GIVEN TASK:
From the entries below, extract every line that includes the word "Sterling".
-- START MATERIAL --
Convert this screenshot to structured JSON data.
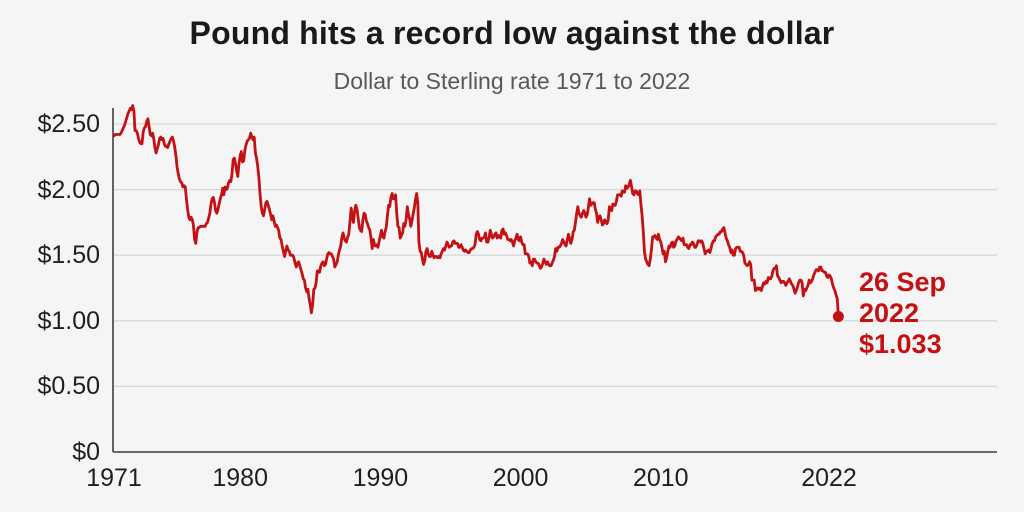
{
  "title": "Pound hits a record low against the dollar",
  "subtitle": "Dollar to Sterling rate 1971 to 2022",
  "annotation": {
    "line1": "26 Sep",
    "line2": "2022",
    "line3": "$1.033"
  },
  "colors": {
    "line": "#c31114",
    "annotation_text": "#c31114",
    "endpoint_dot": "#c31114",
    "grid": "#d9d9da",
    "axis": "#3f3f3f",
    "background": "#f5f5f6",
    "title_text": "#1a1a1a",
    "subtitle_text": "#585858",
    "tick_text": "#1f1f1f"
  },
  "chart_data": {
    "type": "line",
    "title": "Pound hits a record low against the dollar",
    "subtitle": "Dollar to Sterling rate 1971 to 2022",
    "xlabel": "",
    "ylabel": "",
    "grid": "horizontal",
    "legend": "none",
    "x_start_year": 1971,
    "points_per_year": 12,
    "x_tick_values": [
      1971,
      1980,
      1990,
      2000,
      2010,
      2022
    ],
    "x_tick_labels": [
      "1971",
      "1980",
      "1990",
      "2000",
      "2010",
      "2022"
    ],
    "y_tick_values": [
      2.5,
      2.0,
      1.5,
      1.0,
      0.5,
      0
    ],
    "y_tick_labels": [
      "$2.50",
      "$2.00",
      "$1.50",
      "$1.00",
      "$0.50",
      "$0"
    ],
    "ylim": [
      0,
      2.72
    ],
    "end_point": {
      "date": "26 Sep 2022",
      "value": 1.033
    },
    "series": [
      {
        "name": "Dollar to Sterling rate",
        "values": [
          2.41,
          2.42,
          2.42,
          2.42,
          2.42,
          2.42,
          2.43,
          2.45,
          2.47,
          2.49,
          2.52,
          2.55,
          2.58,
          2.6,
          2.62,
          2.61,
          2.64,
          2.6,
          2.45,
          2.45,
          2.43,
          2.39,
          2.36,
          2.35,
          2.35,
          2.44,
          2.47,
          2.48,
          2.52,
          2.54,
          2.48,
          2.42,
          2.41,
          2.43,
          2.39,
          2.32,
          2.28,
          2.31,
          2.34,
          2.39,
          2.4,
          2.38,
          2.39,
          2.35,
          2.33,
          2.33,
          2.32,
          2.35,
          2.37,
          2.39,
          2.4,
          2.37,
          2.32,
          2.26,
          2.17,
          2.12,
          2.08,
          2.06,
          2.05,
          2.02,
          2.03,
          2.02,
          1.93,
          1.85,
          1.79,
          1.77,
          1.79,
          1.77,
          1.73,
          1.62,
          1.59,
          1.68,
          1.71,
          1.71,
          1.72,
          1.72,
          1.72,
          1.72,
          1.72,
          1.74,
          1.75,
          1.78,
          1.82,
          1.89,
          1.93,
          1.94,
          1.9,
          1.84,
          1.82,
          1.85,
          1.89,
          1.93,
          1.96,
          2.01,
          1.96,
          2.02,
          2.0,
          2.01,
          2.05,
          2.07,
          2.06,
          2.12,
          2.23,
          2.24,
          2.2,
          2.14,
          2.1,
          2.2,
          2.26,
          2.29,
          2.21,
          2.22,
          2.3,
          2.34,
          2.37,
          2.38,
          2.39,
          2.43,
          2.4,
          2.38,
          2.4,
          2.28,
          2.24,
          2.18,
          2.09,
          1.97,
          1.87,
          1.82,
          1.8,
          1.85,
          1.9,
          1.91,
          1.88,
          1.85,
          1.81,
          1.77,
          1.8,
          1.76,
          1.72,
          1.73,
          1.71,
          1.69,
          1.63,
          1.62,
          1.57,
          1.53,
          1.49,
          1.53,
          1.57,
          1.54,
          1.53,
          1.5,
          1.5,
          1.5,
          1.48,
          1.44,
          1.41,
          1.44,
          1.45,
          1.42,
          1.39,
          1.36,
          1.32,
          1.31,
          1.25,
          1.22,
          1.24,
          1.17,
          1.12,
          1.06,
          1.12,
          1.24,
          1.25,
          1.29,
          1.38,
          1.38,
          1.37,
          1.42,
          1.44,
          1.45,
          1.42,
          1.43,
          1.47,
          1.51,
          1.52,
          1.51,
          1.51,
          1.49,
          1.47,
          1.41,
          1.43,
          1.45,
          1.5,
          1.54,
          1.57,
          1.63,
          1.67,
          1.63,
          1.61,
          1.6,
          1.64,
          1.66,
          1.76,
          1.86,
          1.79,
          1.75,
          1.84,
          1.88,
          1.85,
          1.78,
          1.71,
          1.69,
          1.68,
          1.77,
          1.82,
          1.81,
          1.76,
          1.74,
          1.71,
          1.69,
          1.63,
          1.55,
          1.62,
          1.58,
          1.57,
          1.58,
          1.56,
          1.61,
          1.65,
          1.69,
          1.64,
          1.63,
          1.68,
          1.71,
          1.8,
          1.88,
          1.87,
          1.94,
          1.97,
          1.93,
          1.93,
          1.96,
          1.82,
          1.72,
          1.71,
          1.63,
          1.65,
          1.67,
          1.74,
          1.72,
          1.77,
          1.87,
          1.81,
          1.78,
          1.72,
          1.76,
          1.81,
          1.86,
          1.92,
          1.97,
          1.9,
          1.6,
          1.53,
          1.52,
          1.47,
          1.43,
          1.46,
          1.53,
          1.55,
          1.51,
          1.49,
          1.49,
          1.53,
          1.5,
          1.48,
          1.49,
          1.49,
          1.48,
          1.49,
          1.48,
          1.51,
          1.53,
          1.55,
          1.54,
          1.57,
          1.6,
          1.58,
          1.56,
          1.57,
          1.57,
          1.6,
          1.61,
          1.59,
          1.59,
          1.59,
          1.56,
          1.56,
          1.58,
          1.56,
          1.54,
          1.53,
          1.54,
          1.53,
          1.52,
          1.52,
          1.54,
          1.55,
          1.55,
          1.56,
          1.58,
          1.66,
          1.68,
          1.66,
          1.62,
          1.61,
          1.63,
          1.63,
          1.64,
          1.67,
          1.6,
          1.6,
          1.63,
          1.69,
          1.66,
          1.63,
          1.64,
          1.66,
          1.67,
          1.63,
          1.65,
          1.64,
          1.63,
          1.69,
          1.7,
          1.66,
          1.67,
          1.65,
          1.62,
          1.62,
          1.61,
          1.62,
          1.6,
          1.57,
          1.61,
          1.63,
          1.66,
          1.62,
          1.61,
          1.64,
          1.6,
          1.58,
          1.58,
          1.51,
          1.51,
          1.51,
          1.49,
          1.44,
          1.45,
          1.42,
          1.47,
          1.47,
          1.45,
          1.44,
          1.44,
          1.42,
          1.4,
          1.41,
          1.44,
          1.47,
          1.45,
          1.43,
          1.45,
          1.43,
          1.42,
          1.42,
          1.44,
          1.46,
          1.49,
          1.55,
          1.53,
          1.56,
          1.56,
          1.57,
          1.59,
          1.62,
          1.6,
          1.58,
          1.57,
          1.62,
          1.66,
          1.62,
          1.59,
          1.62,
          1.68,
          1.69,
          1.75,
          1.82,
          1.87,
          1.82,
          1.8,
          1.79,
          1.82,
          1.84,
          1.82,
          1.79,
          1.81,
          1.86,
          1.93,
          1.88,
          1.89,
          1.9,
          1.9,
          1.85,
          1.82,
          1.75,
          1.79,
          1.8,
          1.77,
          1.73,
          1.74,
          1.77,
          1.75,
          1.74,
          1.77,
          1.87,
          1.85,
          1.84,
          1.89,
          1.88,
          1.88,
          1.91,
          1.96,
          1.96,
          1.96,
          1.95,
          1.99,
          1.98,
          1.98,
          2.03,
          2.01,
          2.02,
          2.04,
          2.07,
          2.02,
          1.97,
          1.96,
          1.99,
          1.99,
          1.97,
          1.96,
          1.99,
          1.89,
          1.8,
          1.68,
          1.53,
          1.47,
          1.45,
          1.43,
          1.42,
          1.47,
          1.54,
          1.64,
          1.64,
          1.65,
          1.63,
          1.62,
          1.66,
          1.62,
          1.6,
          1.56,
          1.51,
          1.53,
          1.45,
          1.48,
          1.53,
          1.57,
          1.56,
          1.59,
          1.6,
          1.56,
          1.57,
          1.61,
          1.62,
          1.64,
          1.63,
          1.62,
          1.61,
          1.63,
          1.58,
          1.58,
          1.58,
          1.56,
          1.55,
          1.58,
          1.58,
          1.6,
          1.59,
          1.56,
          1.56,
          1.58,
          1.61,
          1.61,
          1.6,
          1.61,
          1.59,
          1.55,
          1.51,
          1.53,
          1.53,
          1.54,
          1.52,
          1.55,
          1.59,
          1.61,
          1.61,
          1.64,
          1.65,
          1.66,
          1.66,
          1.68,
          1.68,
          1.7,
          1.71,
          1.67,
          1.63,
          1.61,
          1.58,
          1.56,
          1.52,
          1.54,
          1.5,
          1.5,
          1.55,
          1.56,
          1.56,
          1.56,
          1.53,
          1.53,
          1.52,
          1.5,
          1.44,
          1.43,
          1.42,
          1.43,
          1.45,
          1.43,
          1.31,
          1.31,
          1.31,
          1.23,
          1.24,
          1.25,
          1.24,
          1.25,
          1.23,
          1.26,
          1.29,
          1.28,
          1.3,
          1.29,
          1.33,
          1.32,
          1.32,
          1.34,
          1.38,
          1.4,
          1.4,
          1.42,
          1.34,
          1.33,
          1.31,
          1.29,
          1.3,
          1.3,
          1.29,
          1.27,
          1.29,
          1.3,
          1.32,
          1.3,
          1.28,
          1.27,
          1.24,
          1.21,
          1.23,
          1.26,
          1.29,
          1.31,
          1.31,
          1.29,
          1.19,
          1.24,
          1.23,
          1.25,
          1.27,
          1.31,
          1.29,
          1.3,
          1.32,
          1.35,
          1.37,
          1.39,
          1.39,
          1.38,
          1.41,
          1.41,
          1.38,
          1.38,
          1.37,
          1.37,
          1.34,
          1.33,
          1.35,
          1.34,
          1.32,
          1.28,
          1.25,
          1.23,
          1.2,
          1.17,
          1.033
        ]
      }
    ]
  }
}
-- END MATERIAL --
-- START MATERIAL --
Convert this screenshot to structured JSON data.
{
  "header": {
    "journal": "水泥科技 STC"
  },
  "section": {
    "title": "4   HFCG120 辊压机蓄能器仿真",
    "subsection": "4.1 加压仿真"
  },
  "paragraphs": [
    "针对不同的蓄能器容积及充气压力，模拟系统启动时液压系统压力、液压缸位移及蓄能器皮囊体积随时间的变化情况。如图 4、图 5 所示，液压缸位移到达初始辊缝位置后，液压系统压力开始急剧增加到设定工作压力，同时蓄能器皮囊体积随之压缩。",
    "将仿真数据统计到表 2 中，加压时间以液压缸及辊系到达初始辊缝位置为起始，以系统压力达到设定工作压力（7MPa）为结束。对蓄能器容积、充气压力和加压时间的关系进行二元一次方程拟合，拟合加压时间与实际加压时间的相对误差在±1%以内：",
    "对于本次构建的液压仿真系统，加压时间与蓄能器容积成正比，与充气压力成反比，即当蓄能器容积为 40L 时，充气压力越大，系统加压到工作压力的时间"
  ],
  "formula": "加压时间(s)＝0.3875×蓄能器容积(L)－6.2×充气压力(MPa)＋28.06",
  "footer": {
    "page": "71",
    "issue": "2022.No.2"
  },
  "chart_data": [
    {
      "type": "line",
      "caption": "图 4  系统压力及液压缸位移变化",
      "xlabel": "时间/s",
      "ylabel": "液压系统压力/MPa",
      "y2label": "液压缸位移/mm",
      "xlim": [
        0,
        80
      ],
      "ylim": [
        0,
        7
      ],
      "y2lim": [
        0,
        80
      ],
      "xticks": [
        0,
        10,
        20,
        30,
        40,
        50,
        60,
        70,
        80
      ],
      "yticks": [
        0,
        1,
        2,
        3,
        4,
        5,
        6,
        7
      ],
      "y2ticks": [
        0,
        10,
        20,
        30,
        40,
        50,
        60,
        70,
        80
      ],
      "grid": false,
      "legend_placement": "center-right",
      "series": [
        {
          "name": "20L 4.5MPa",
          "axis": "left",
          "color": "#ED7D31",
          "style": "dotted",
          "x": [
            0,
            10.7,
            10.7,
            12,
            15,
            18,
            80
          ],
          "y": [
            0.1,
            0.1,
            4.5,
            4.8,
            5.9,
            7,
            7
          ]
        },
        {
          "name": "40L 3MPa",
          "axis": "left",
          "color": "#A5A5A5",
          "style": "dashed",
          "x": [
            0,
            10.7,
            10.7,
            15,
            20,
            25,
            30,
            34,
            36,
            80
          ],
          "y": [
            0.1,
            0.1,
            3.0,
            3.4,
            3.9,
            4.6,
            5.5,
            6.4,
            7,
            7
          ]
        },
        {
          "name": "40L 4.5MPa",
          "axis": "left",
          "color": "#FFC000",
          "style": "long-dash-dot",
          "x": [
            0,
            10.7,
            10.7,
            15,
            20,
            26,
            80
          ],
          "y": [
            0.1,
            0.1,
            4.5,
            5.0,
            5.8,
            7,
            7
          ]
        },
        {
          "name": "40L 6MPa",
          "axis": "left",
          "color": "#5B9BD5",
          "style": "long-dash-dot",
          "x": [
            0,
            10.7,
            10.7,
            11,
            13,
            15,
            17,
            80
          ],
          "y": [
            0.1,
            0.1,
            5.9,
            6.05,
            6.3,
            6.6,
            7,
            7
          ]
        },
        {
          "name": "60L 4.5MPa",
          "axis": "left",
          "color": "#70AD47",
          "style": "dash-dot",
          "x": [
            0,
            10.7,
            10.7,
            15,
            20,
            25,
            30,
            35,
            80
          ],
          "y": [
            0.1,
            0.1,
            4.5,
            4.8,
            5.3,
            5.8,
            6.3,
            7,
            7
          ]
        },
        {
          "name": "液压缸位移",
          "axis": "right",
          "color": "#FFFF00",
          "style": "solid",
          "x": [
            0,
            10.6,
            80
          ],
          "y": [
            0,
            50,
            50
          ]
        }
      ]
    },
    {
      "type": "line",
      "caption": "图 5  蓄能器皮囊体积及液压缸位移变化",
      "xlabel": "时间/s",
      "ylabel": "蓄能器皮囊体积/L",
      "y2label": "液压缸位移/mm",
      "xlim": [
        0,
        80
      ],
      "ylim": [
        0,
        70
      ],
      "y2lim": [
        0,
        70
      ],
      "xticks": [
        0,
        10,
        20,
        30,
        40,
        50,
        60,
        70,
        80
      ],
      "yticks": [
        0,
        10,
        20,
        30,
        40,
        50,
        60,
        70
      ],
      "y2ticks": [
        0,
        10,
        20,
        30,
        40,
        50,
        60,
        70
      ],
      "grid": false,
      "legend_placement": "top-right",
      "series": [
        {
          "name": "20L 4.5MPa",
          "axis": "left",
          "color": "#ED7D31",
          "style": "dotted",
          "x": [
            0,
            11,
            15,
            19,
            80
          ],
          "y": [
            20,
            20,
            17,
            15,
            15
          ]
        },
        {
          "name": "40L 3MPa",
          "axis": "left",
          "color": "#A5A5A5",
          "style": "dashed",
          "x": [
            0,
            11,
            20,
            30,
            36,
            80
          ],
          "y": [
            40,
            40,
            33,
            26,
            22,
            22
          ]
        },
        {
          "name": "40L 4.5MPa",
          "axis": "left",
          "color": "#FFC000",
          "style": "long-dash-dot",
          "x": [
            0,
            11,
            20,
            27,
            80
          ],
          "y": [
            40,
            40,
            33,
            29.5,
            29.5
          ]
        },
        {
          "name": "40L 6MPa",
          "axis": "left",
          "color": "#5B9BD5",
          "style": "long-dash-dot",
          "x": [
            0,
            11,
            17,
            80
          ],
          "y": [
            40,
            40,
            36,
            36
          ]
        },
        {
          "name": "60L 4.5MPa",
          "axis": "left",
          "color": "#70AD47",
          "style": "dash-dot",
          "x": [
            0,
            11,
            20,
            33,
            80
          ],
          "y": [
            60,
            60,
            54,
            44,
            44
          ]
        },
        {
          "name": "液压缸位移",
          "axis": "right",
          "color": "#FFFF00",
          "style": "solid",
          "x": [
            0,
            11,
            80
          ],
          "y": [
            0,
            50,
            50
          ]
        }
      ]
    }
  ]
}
-- END MATERIAL --
THE REPLY:
  "subtitle": "Dollar to Sterling rate 1971 to 2022",
    "subtitle": "Dollar to Sterling rate 1971 to 2022",
        "name": "Dollar to Sterling rate",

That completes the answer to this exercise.